# start of GIVEN RECORDS

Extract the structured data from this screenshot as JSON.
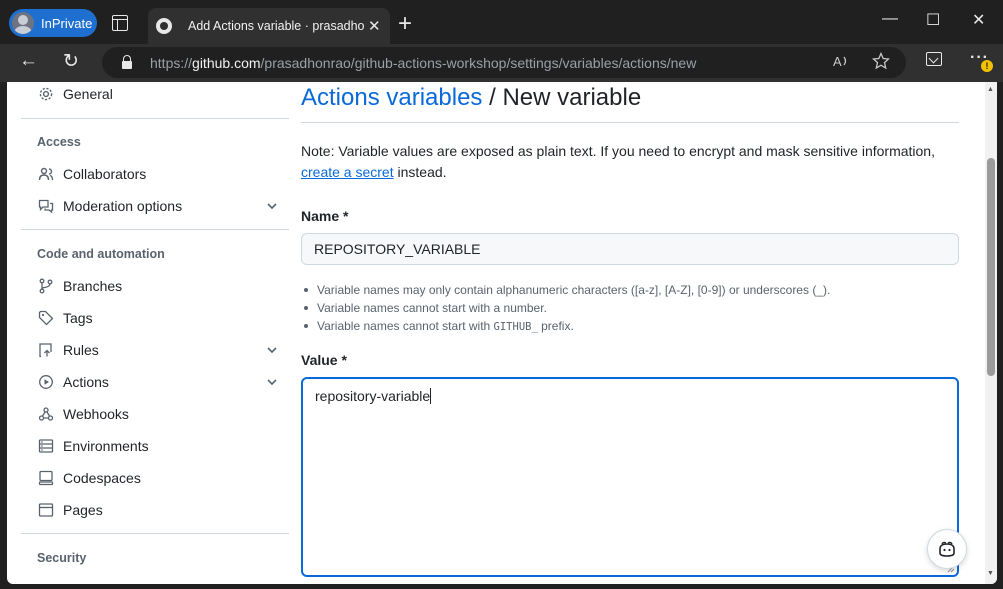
{
  "browser": {
    "profile_label": "InPrivate",
    "tab_title": "Add Actions variable · prasadhonrao",
    "tab_close": "✕",
    "new_tab": "+",
    "url_prefix": "https://",
    "url_host": "github.com",
    "url_path": "/prasadhonrao/github-actions-workshop/settings/variables/actions/new",
    "window_controls": {
      "minimize": "—",
      "maximize": "☐",
      "close": "✕"
    },
    "nav": {
      "back": "←",
      "refresh": "↻"
    },
    "warning_badge": "!"
  },
  "sidebar": {
    "general": {
      "label": "General",
      "icon": "gear-icon"
    },
    "access_heading": "Access",
    "access_items": [
      {
        "label": "Collaborators",
        "icon": "people-icon",
        "expandable": false
      },
      {
        "label": "Moderation options",
        "icon": "comment-discussion-icon",
        "expandable": true
      }
    ],
    "code_heading": "Code and automation",
    "code_items": [
      {
        "label": "Branches",
        "icon": "git-branch-icon",
        "expandable": false
      },
      {
        "label": "Tags",
        "icon": "tag-icon",
        "expandable": false
      },
      {
        "label": "Rules",
        "icon": "repo-push-icon",
        "expandable": true
      },
      {
        "label": "Actions",
        "icon": "play-icon",
        "expandable": true
      },
      {
        "label": "Webhooks",
        "icon": "webhook-icon",
        "expandable": false
      },
      {
        "label": "Environments",
        "icon": "server-icon",
        "expandable": false
      },
      {
        "label": "Codespaces",
        "icon": "codespaces-icon",
        "expandable": false
      },
      {
        "label": "Pages",
        "icon": "browser-icon",
        "expandable": false
      }
    ],
    "security_heading": "Security"
  },
  "main": {
    "breadcrumb_link": "Actions variables",
    "breadcrumb_sep": " / ",
    "breadcrumb_current": "New variable",
    "note_before": "Note: Variable values are exposed as plain text. If you need to encrypt and mask sensitive information, ",
    "note_link": "create a secret",
    "note_after": " instead.",
    "name_label": "Name *",
    "name_value": "REPOSITORY_VARIABLE",
    "hints": [
      {
        "text": "Variable names may only contain alphanumeric characters ([a-z], [A-Z], [0-9]) or underscores (_).",
        "code": "",
        "suffix": ""
      },
      {
        "text": "Variable names cannot start with a number.",
        "code": "",
        "suffix": ""
      },
      {
        "text": "Variable names cannot start with ",
        "code": "GITHUB_",
        "suffix": " prefix."
      }
    ],
    "value_label": "Value *",
    "value_text": "repository-variable"
  },
  "colors": {
    "link": "#0969da",
    "text": "#1f2328",
    "muted": "#59636e",
    "focus_border": "#0969da",
    "profile_pill": "#1e6fd0"
  }
}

# end of GIVEN RECORDS

WHAT IS EXPECTED
Keep the pictures out of your copy, and repeat every entry above exactly.

EXERCISE RESPONSE
Extract the structured data from this screenshot as JSON.
{
  "browser": {
    "profile_label": "InPrivate",
    "tab_title": "Add Actions variable · prasadhonrao",
    "tab_close": "✕",
    "new_tab": "+",
    "url_prefix": "https://",
    "url_host": "github.com",
    "url_path": "/prasadhonrao/github-actions-workshop/settings/variables/actions/new",
    "window_controls": {
      "minimize": "—",
      "maximize": "☐",
      "close": "✕"
    },
    "nav": {
      "back": "←",
      "refresh": "↻"
    },
    "warning_badge": "!"
  },
  "sidebar": {
    "general": {
      "label": "General",
      "icon": "gear-icon"
    },
    "access_heading": "Access",
    "access_items": [
      {
        "label": "Collaborators",
        "icon": "people-icon",
        "expandable": false
      },
      {
        "label": "Moderation options",
        "icon": "comment-discussion-icon",
        "expandable": true
      }
    ],
    "code_heading": "Code and automation",
    "code_items": [
      {
        "label": "Branches",
        "icon": "git-branch-icon",
        "expandable": false
      },
      {
        "label": "Tags",
        "icon": "tag-icon",
        "expandable": false
      },
      {
        "label": "Rules",
        "icon": "repo-push-icon",
        "expandable": true
      },
      {
        "label": "Actions",
        "icon": "play-icon",
        "expandable": true
      },
      {
        "label": "Webhooks",
        "icon": "webhook-icon",
        "expandable": false
      },
      {
        "label": "Environments",
        "icon": "server-icon",
        "expandable": false
      },
      {
        "label": "Codespaces",
        "icon": "codespaces-icon",
        "expandable": false
      },
      {
        "label": "Pages",
        "icon": "browser-icon",
        "expandable": false
      }
    ],
    "security_heading": "Security"
  },
  "main": {
    "breadcrumb_link": "Actions variables",
    "breadcrumb_sep": " / ",
    "breadcrumb_current": "New variable",
    "note_before": "Note: Variable values are exposed as plain text. If you need to encrypt and mask sensitive information, ",
    "note_link": "create a secret",
    "note_after": " instead.",
    "name_label": "Name *",
    "name_value": "REPOSITORY_VARIABLE",
    "hints": [
      {
        "text": "Variable names may only contain alphanumeric characters ([a-z], [A-Z], [0-9]) or underscores (_).",
        "code": "",
        "suffix": ""
      },
      {
        "text": "Variable names cannot start with a number.",
        "code": "",
        "suffix": ""
      },
      {
        "text": "Variable names cannot start with ",
        "code": "GITHUB_",
        "suffix": " prefix."
      }
    ],
    "value_label": "Value *",
    "value_text": "repository-variable"
  },
  "colors": {
    "link": "#0969da",
    "text": "#1f2328",
    "muted": "#59636e",
    "focus_border": "#0969da",
    "profile_pill": "#1e6fd0"
  }
}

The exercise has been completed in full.